- Information provided -

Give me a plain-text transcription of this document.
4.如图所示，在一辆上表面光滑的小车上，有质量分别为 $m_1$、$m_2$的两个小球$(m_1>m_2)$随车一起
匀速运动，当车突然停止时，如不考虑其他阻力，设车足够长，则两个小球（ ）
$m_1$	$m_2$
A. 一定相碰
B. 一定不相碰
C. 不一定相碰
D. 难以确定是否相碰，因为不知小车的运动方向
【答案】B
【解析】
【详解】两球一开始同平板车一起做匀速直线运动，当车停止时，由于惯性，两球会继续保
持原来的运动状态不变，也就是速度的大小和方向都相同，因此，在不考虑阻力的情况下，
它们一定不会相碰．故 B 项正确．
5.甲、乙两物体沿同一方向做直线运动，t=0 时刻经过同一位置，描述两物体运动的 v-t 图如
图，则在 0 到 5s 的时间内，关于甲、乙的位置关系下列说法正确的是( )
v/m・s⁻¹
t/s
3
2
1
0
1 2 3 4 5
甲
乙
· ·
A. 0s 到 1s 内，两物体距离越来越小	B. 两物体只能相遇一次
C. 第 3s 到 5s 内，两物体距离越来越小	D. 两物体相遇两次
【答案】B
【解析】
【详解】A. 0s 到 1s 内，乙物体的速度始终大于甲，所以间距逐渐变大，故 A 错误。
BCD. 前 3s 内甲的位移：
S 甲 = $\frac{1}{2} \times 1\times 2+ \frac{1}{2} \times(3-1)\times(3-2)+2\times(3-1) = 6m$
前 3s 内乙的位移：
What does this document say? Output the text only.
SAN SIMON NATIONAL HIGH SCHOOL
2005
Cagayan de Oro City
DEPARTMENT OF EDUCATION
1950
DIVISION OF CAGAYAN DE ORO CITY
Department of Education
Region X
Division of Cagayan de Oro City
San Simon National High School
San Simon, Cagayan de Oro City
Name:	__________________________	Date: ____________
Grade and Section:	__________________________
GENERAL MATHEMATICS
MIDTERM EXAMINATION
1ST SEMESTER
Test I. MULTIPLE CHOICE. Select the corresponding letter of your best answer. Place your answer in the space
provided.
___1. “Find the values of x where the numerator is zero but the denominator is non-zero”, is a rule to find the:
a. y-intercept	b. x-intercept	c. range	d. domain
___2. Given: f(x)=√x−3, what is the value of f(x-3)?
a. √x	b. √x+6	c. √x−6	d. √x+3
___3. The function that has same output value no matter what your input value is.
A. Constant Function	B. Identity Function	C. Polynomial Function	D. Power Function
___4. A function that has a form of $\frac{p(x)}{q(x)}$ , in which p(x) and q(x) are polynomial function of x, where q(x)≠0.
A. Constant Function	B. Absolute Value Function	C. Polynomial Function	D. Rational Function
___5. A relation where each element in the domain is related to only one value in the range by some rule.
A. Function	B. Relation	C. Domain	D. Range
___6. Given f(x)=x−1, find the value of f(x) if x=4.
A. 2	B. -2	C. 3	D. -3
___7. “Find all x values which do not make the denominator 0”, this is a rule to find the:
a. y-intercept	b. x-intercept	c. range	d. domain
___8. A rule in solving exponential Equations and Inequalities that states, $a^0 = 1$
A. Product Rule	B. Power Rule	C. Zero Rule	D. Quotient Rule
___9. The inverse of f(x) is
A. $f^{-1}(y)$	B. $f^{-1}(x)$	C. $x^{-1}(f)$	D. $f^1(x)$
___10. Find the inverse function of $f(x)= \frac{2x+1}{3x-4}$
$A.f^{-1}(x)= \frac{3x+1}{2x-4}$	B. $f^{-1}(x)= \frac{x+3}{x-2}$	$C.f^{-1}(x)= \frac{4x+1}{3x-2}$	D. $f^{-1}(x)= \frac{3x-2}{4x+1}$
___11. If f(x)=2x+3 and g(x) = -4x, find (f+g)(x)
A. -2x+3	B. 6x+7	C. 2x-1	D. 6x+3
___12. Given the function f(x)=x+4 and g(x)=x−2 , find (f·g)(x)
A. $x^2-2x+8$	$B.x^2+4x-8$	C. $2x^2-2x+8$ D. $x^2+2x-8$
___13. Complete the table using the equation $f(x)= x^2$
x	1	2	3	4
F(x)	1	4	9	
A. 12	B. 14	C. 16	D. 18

- Do this -
Lines in the records that hold the word "两物体距离越来越小" are to be counted; give only the total.

- The result -
2